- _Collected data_
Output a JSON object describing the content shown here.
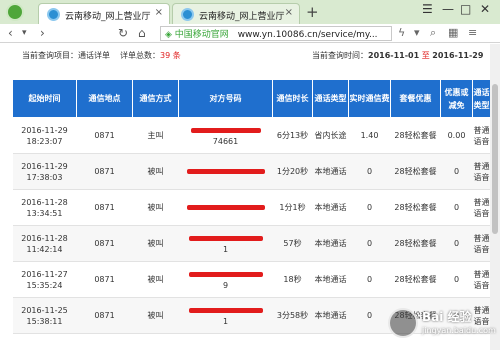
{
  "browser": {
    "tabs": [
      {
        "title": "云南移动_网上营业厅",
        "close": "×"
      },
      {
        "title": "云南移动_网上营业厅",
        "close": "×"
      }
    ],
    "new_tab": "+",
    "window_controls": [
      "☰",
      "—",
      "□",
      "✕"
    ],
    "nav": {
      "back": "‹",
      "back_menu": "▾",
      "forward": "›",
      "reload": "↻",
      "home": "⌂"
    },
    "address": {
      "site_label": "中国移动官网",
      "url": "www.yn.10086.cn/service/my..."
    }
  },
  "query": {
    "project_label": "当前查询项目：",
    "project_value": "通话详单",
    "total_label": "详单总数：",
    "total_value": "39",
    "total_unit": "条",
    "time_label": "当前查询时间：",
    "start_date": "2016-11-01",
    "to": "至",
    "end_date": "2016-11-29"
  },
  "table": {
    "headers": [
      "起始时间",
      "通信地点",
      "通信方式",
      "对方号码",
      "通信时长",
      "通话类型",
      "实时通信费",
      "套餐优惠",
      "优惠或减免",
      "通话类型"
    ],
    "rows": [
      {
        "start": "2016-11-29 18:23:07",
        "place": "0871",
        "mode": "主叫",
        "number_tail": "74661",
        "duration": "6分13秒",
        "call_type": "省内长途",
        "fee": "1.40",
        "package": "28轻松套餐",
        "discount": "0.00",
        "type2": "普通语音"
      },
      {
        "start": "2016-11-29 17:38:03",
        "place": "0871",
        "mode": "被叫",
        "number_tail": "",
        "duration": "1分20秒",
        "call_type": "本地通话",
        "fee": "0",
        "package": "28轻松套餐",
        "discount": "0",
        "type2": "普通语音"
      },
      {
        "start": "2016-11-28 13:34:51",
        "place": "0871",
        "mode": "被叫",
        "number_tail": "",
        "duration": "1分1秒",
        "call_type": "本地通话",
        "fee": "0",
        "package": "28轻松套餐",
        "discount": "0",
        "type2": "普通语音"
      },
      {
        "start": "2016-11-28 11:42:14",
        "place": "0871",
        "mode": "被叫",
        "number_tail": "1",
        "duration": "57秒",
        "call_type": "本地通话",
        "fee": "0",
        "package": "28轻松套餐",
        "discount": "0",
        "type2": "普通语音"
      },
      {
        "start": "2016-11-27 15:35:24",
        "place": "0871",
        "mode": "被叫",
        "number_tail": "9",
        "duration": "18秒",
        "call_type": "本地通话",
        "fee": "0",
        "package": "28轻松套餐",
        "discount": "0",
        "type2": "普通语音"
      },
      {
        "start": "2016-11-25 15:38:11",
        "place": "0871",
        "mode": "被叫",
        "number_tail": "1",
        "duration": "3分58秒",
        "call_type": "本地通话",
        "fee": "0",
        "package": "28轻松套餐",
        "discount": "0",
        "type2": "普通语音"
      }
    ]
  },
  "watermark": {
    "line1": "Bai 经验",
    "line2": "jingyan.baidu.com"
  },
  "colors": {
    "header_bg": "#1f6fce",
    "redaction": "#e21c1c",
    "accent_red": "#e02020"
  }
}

- _Task directions_
Reproduce all the records verbatim, excluding images.

- _Task solution_
Output a JSON object describing the content shown here.
{
  "browser": {
    "tabs": [
      {
        "title": "云南移动_网上营业厅",
        "close": "×"
      },
      {
        "title": "云南移动_网上营业厅",
        "close": "×"
      }
    ],
    "new_tab": "+",
    "window_controls": [
      "☰",
      "—",
      "□",
      "✕"
    ],
    "nav": {
      "back": "‹",
      "back_menu": "▾",
      "forward": "›",
      "reload": "↻",
      "home": "⌂"
    },
    "address": {
      "site_label": "中国移动官网",
      "url": "www.yn.10086.cn/service/my..."
    }
  },
  "query": {
    "project_label": "当前查询项目：",
    "project_value": "通话详单",
    "total_label": "详单总数：",
    "total_value": "39",
    "total_unit": "条",
    "time_label": "当前查询时间：",
    "start_date": "2016-11-01",
    "to": "至",
    "end_date": "2016-11-29"
  },
  "table": {
    "headers": [
      "起始时间",
      "通信地点",
      "通信方式",
      "对方号码",
      "通信时长",
      "通话类型",
      "实时通信费",
      "套餐优惠",
      "优惠或减免",
      "通话类型"
    ],
    "rows": [
      {
        "start": "2016-11-29 18:23:07",
        "place": "0871",
        "mode": "主叫",
        "number_tail": "74661",
        "duration": "6分13秒",
        "call_type": "省内长途",
        "fee": "1.40",
        "package": "28轻松套餐",
        "discount": "0.00",
        "type2": "普通语音"
      },
      {
        "start": "2016-11-29 17:38:03",
        "place": "0871",
        "mode": "被叫",
        "number_tail": "",
        "duration": "1分20秒",
        "call_type": "本地通话",
        "fee": "0",
        "package": "28轻松套餐",
        "discount": "0",
        "type2": "普通语音"
      },
      {
        "start": "2016-11-28 13:34:51",
        "place": "0871",
        "mode": "被叫",
        "number_tail": "",
        "duration": "1分1秒",
        "call_type": "本地通话",
        "fee": "0",
        "package": "28轻松套餐",
        "discount": "0",
        "type2": "普通语音"
      },
      {
        "start": "2016-11-28 11:42:14",
        "place": "0871",
        "mode": "被叫",
        "number_tail": "1",
        "duration": "57秒",
        "call_type": "本地通话",
        "fee": "0",
        "package": "28轻松套餐",
        "discount": "0",
        "type2": "普通语音"
      },
      {
        "start": "2016-11-27 15:35:24",
        "place": "0871",
        "mode": "被叫",
        "number_tail": "9",
        "duration": "18秒",
        "call_type": "本地通话",
        "fee": "0",
        "package": "28轻松套餐",
        "discount": "0",
        "type2": "普通语音"
      },
      {
        "start": "2016-11-25 15:38:11",
        "place": "0871",
        "mode": "被叫",
        "number_tail": "1",
        "duration": "3分58秒",
        "call_type": "本地通话",
        "fee": "0",
        "package": "28轻松套餐",
        "discount": "0",
        "type2": "普通语音"
      }
    ]
  },
  "watermark": {
    "line1": "Bai 经验",
    "line2": "jingyan.baidu.com"
  },
  "colors": {
    "header_bg": "#1f6fce",
    "redaction": "#e21c1c",
    "accent_red": "#e02020"
  }
}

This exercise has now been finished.